Directions —
An exact copy of all the data is required, with pictures left out.

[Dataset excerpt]
········
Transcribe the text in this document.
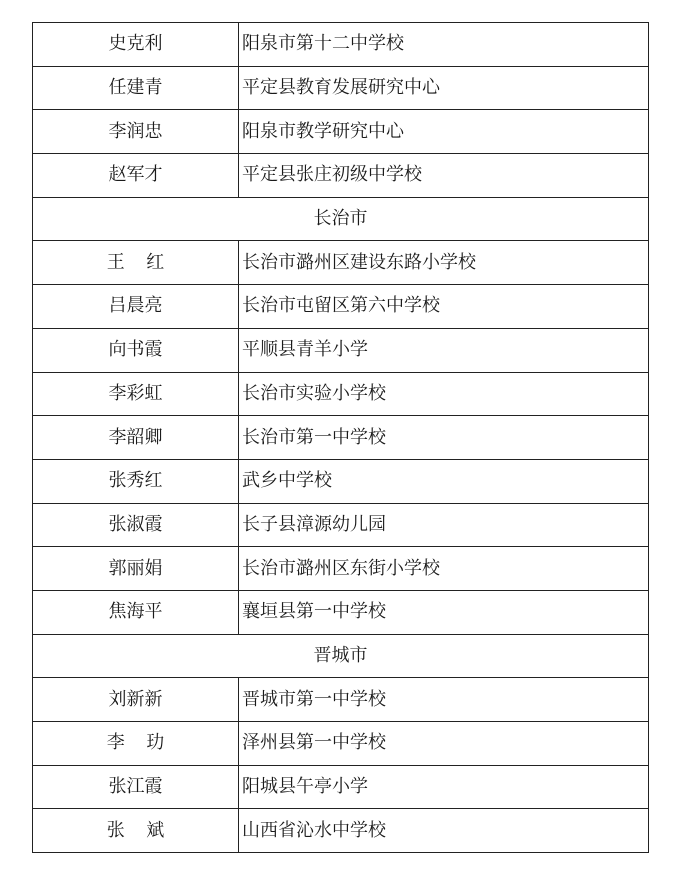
史克利	阳泉市第十二中学校
任建青	平定县教育发展研究中心
李润忠	阳泉市教学研究中心
赵军才	平定县张庄初级中学校
长治市	
王红	长治市潞州区建设东路小学校
吕晨亮	长治市屯留区第六中学校
向书霞	平顺县青羊小学
李彩虹	长治市实验小学校
李韶卿	长治市第一中学校
张秀红	武乡中学校
张淑霞	长子县漳源幼儿园
郭丽娟	长治市潞州区东街小学校
焦海平	襄垣县第一中学校
晋城市	
刘新新	晋城市第一中学校
李玏	泽州县第一中学校
张江霞	阳城县午亭小学
张斌	山西省沁水中学校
········
Response to the exercise —
Transcribe the text in this document.
史克利	阳泉市第十二中学校
任建青	平定县教育发展研究中心
李润忠	阳泉市教学研究中心
赵军才	平定县张庄初级中学校
长治市	
王红	长治市潞州区建设东路小学校
吕晨亮	长治市屯留区第六中学校
向书霞	平顺县青羊小学
李彩虹	长治市实验小学校
李韶卿	长治市第一中学校
张秀红	武乡中学校
张淑霞	长子县漳源幼儿园
郭丽娟	长治市潞州区东街小学校
焦海平	襄垣县第一中学校
晋城市	
刘新新	晋城市第一中学校
李玏	泽州县第一中学校
张江霞	阳城县午亭小学
张斌	山西省沁水中学校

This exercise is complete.